• **What the task requires**
Of all the lines here, how many include the string "Software"? Answer with the number only.

• **The records**
<<<<

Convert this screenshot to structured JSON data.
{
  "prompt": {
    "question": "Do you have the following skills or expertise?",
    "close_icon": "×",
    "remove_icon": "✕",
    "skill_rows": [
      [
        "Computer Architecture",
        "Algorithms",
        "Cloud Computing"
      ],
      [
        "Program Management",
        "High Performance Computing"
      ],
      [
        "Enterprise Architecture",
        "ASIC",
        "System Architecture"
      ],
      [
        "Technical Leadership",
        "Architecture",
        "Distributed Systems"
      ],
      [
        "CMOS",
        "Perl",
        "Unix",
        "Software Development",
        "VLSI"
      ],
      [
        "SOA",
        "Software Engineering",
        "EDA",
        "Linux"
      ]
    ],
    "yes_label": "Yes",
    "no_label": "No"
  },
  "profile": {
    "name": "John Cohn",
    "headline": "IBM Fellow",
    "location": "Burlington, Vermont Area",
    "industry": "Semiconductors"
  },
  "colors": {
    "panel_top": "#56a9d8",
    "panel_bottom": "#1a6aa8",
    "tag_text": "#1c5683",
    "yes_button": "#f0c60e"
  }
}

>>>>

• **Finished answer**
2